===== Provided entries =====

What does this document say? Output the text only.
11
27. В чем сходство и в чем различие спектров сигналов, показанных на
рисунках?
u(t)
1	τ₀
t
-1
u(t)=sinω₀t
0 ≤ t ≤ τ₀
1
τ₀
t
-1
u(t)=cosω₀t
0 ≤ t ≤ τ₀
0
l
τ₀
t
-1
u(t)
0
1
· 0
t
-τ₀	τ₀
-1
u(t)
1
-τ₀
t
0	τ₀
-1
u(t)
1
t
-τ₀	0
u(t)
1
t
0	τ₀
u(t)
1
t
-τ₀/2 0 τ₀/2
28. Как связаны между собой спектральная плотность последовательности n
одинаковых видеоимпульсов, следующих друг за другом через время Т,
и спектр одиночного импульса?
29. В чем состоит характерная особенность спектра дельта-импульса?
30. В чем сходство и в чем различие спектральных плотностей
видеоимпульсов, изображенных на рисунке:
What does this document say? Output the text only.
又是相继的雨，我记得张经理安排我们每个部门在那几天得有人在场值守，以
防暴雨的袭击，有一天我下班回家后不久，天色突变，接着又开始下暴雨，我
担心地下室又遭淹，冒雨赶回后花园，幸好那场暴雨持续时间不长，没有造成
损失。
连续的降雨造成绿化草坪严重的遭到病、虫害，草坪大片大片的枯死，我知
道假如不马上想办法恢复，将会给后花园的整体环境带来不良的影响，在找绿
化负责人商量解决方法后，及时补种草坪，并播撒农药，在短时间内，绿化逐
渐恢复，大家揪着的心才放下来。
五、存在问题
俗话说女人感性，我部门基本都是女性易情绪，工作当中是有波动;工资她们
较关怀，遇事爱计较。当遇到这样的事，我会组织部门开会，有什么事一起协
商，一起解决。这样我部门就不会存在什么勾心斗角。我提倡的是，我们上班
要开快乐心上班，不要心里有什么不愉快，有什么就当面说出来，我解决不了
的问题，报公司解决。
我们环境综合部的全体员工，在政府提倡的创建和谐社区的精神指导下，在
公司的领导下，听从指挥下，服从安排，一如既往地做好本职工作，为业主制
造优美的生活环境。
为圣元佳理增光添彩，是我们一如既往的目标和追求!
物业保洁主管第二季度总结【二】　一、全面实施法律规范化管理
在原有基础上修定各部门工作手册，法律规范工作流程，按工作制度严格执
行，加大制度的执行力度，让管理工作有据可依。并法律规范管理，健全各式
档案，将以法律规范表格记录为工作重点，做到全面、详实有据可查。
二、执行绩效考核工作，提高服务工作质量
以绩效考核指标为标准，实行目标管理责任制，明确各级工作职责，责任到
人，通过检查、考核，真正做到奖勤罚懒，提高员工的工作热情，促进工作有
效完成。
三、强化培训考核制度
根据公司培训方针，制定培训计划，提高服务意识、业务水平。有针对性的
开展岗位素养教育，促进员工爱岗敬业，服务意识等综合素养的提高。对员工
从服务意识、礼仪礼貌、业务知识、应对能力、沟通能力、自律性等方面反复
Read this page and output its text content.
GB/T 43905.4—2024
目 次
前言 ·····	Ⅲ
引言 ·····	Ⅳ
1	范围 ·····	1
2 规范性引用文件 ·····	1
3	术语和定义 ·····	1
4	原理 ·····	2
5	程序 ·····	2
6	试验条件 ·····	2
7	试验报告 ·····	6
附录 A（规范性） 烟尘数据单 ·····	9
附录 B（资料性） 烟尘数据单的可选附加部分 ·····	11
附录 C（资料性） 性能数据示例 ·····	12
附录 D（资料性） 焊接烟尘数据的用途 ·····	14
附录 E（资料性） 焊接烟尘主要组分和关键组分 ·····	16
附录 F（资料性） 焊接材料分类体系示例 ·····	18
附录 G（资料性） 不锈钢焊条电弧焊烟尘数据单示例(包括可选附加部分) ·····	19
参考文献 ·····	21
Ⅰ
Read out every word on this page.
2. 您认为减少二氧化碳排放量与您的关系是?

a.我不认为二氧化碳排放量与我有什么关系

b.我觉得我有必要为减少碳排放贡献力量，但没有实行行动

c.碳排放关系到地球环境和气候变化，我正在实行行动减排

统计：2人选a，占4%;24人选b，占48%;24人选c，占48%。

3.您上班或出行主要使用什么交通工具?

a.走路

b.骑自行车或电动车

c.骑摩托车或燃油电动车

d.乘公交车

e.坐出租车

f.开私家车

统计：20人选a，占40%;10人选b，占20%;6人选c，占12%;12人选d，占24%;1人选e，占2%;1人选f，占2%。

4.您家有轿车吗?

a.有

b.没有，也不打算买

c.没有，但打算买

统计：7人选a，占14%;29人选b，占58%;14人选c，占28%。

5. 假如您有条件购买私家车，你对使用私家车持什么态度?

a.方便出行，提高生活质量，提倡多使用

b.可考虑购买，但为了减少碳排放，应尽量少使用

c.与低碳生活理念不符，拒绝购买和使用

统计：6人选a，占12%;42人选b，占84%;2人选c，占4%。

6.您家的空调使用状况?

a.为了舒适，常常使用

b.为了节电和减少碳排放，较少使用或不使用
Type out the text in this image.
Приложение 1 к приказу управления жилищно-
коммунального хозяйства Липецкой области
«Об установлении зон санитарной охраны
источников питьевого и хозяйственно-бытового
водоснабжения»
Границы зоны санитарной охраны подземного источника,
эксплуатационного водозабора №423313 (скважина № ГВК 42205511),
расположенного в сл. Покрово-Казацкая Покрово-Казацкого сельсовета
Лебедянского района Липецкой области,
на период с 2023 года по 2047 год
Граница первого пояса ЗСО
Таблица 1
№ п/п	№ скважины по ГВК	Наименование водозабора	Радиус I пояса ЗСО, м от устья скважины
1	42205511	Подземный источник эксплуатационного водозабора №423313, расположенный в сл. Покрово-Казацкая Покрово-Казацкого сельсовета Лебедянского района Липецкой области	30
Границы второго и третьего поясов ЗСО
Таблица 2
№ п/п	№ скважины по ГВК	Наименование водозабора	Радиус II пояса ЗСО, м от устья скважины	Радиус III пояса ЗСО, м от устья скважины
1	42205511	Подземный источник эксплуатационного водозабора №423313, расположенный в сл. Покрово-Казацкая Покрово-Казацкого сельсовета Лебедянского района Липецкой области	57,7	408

=====

- Directions -
Reproduce all of the material above word for word.

- Exercise result -
What does this document say? Output the text only.
11
27. В чем сходство и в чем различие спектров сигналов, показанных на
рисунках?
u(t)
1	τ₀
t
-1
u(t)=sinω₀t
0 ≤ t ≤ τ₀
1
τ₀
t
-1
u(t)=cosω₀t
0 ≤ t ≤ τ₀
0
l
τ₀
t
-1
u(t)
0
1
· 0
t
-τ₀	τ₀
-1
u(t)
1
-τ₀
t
0	τ₀
-1
u(t)
1
t
-τ₀	0
u(t)
1
t
0	τ₀
u(t)
1
t
-τ₀/2 0 τ₀/2
28. Как связаны между собой спектральная плотность последовательности n
одинаковых видеоимпульсов, следующих друг за другом через время Т,
и спектр одиночного импульса?
29. В чем состоит характерная особенность спектра дельта-импульса?
30. В чем сходство и в чем различие спектральных плотностей
видеоимпульсов, изображенных на рисунке:
What does this document say? Output the text only.
又是相继的雨，我记得张经理安排我们每个部门在那几天得有人在场值守，以
防暴雨的袭击，有一天我下班回家后不久，天色突变，接着又开始下暴雨，我
担心地下室又遭淹，冒雨赶回后花园，幸好那场暴雨持续时间不长，没有造成
损失。
连续的降雨造成绿化草坪严重的遭到病、虫害，草坪大片大片的枯死，我知
道假如不马上想办法恢复，将会给后花园的整体环境带来不良的影响，在找绿
化负责人商量解决方法后，及时补种草坪，并播撒农药，在短时间内，绿化逐
渐恢复，大家揪着的心才放下来。
五、存在问题
俗话说女人感性，我部门基本都是女性易情绪，工作当中是有波动;工资她们
较关怀，遇事爱计较。当遇到这样的事，我会组织部门开会，有什么事一起协
商，一起解决。这样我部门就不会存在什么勾心斗角。我提倡的是，我们上班
要开快乐心上班，不要心里有什么不愉快，有什么就当面说出来，我解决不了
的问题，报公司解决。
我们环境综合部的全体员工，在政府提倡的创建和谐社区的精神指导下，在
公司的领导下，听从指挥下，服从安排，一如既往地做好本职工作，为业主制
造优美的生活环境。
为圣元佳理增光添彩，是我们一如既往的目标和追求!
物业保洁主管第二季度总结【二】　一、全面实施法律规范化管理
在原有基础上修定各部门工作手册，法律规范工作流程，按工作制度严格执
行，加大制度的执行力度，让管理工作有据可依。并法律规范管理，健全各式
档案，将以法律规范表格记录为工作重点，做到全面、详实有据可查。
二、执行绩效考核工作，提高服务工作质量
以绩效考核指标为标准，实行目标管理责任制，明确各级工作职责，责任到
人，通过检查、考核，真正做到奖勤罚懒，提高员工的工作热情，促进工作有
效完成。
三、强化培训考核制度
根据公司培训方针，制定培训计划，提高服务意识、业务水平。有针对性的
开展岗位素养教育，促进员工爱岗敬业，服务意识等综合素养的提高。对员工
从服务意识、礼仪礼貌、业务知识、应对能力、沟通能力、自律性等方面反复
Read this page and output its text content.
GB/T 43905.4—2024
目 次
前言 ·····	Ⅲ
引言 ·····	Ⅳ
1	范围 ·····	1
2 规范性引用文件 ·····	1
3	术语和定义 ·····	1
4	原理 ·····	2
5	程序 ·····	2
6	试验条件 ·····	2
7	试验报告 ·····	6
附录 A（规范性） 烟尘数据单 ·····	9
附录 B（资料性） 烟尘数据单的可选附加部分 ·····	11
附录 C（资料性） 性能数据示例 ·····	12
附录 D（资料性） 焊接烟尘数据的用途 ·····	14
附录 E（资料性） 焊接烟尘主要组分和关键组分 ·····	16
附录 F（资料性） 焊接材料分类体系示例 ·····	18
附录 G（资料性） 不锈钢焊条电弧焊烟尘数据单示例(包括可选附加部分) ·····	19
参考文献 ·····	21
Ⅰ
Read out every word on this page.
2. 您认为减少二氧化碳排放量与您的关系是?

a.我不认为二氧化碳排放量与我有什么关系

b.我觉得我有必要为减少碳排放贡献力量，但没有实行行动

c.碳排放关系到地球环境和气候变化，我正在实行行动减排

统计：2人选a，占4%;24人选b，占48%;24人选c，占48%。

3.您上班或出行主要使用什么交通工具?

a.走路

b.骑自行车或电动车

c.骑摩托车或燃油电动车

d.乘公交车

e.坐出租车

f.开私家车

统计：20人选a，占40%;10人选b，占20%;6人选c，占12%;12人选d，占24%;1人选e，占2%;1人选f，占2%。

4.您家有轿车吗?

a.有

b.没有，也不打算买

c.没有，但打算买

统计：7人选a，占14%;29人选b，占58%;14人选c，占28%。

5. 假如您有条件购买私家车，你对使用私家车持什么态度?

a.方便出行，提高生活质量，提倡多使用

b.可考虑购买，但为了减少碳排放，应尽量少使用

c.与低碳生活理念不符，拒绝购买和使用

统计：6人选a，占12%;42人选b，占84%;2人选c，占4%。

6.您家的空调使用状况?

a.为了舒适，常常使用

b.为了节电和减少碳排放，较少使用或不使用
Type out the text in this image.
Приложение 1 к приказу управления жилищно-
коммунального хозяйства Липецкой области
«Об установлении зон санитарной охраны
источников питьевого и хозяйственно-бытового
водоснабжения»
Границы зоны санитарной охраны подземного источника,
эксплуатационного водозабора №423313 (скважина № ГВК 42205511),
расположенного в сл. Покрово-Казацкая Покрово-Казацкого сельсовета
Лебедянского района Липецкой области,
на период с 2023 года по 2047 год
Граница первого пояса ЗСО
Таблица 1
№ п/п	№ скважины по ГВК	Наименование водозабора	Радиус I пояса ЗСО, м от устья скважины
1	42205511	Подземный источник эксплуатационного водозабора №423313, расположенный в сл. Покрово-Казацкая Покрово-Казацкого сельсовета Лебедянского района Липецкой области	30
Границы второго и третьего поясов ЗСО
Таблица 2
№ п/п	№ скважины по ГВК	Наименование водозабора	Радиус II пояса ЗСО, м от устья скважины	Радиус III пояса ЗСО, м от устья скважины
1	42205511	Подземный источник эксплуатационного водозабора №423313, расположенный в сл. Покрово-Казацкая Покрово-Казацкого сельсовета Лебедянского района Липецкой области	57,7	408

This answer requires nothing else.